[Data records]
## START

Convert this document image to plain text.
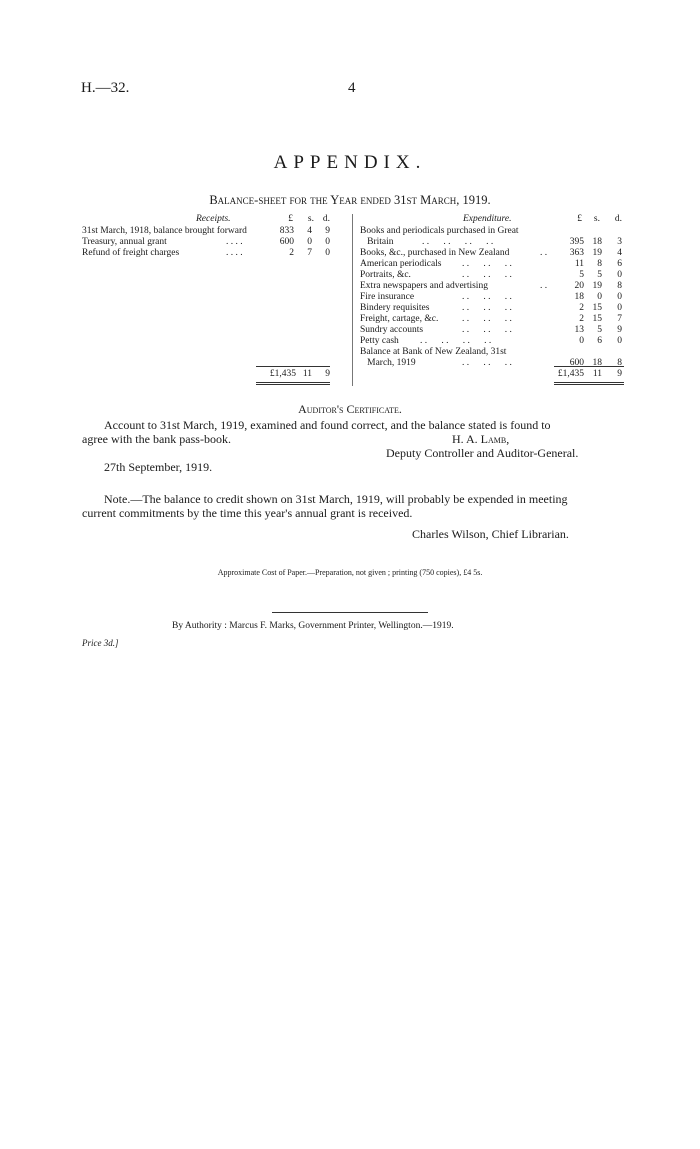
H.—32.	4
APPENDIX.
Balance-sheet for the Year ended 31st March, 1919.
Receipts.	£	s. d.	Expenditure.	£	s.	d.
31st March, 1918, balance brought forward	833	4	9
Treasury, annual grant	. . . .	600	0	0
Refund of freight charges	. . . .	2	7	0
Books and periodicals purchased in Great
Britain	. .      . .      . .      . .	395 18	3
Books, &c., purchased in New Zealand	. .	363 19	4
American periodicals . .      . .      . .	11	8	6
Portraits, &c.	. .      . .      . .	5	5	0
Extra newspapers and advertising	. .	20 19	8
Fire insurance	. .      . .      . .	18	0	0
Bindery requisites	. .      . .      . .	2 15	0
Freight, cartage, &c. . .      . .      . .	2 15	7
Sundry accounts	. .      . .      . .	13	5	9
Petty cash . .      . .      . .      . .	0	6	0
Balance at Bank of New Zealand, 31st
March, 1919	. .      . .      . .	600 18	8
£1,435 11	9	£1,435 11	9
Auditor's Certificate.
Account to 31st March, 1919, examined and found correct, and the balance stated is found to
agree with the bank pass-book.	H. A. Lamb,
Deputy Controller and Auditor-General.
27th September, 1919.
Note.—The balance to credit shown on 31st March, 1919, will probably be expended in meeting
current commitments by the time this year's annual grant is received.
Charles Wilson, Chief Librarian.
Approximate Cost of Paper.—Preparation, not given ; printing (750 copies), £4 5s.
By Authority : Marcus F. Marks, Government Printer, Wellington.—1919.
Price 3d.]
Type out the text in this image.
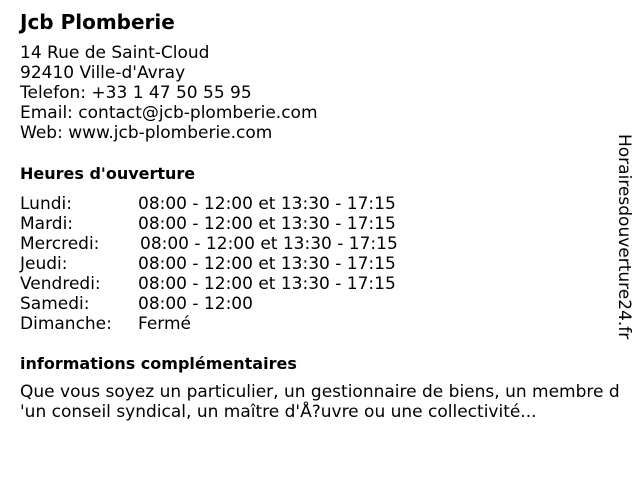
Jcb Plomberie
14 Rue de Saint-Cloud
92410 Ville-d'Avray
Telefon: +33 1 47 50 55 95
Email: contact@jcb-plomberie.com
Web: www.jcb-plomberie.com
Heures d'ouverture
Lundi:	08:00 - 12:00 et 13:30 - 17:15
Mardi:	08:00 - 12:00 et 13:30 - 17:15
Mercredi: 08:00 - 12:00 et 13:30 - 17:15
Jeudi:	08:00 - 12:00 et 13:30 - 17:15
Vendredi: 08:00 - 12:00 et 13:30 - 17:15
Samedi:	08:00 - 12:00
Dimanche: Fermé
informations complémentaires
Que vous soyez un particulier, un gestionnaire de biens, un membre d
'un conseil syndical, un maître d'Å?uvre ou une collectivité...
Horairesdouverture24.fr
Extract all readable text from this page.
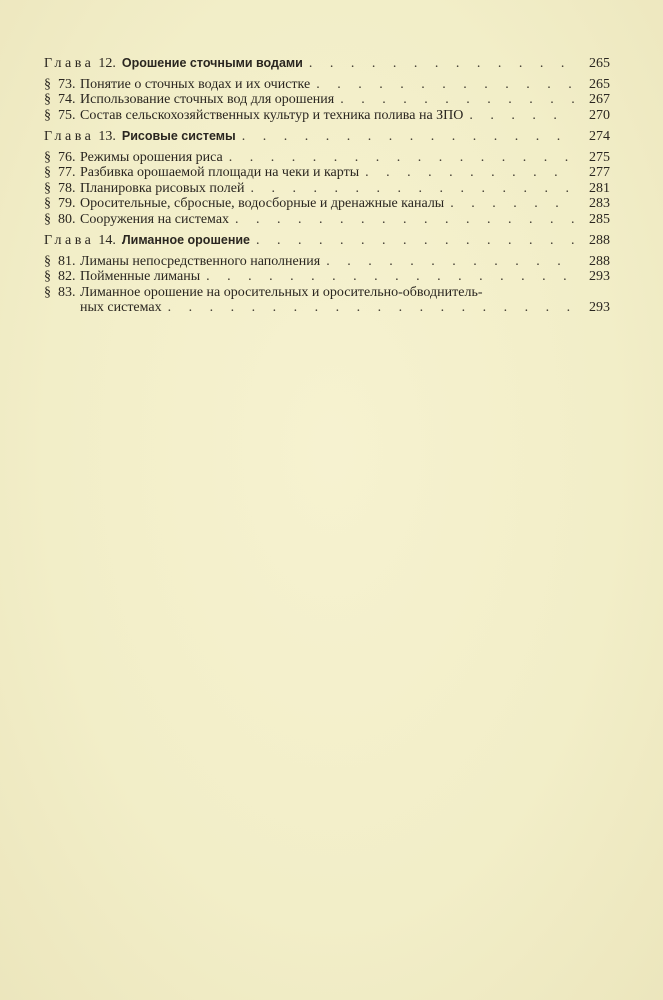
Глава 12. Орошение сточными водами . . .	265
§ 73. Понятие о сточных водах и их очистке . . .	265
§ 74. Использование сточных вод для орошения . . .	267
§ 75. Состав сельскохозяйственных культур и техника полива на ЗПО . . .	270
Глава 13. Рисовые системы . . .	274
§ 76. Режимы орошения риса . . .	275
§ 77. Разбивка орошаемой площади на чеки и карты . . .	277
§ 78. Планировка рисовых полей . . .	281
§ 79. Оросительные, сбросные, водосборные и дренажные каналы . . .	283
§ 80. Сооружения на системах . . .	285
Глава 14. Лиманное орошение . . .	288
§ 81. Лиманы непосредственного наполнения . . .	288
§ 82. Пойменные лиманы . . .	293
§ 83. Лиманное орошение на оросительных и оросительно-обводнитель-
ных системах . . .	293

## END

- [Task brief] Copy down every line of the entries containing the word "Zealand".

- [Output for this task]
Books, &c., purchased in New Zealand	. .	363 19	4
Balance at Bank of New Zealand, 31st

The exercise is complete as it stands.